INPUT RECORDS ▸
============
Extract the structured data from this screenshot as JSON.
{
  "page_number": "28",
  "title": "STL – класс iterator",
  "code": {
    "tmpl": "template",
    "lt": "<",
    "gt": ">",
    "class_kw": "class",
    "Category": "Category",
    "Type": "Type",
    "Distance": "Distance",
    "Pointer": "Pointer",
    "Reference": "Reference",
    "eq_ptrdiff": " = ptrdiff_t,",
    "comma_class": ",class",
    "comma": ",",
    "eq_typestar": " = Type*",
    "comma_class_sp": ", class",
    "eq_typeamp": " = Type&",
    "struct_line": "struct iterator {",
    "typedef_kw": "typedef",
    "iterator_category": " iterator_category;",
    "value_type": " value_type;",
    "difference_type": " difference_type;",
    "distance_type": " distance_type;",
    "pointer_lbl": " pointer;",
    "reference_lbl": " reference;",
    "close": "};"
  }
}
============
Each entry above needs to be retyped exactly.

SOLVED PROBLEM ▸
Extract the structured data from this screenshot as JSON.
{
  "page_number": "28",
  "title": "STL – класс iterator",
  "code": {
    "tmpl": "template",
    "lt": "<",
    "gt": ">",
    "class_kw": "class",
    "Category": "Category",
    "Type": "Type",
    "Distance": "Distance",
    "Pointer": "Pointer",
    "Reference": "Reference",
    "eq_ptrdiff": " = ptrdiff_t,",
    "comma_class": ",class",
    "comma": ",",
    "eq_typestar": " = Type*",
    "comma_class_sp": ", class",
    "eq_typeamp": " = Type&",
    "struct_line": "struct iterator {",
    "typedef_kw": "typedef",
    "iterator_category": " iterator_category;",
    "value_type": " value_type;",
    "difference_type": " difference_type;",
    "distance_type": " distance_type;",
    "pointer_lbl": " pointer;",
    "reference_lbl": " reference;",
    "close": "};"
  }
}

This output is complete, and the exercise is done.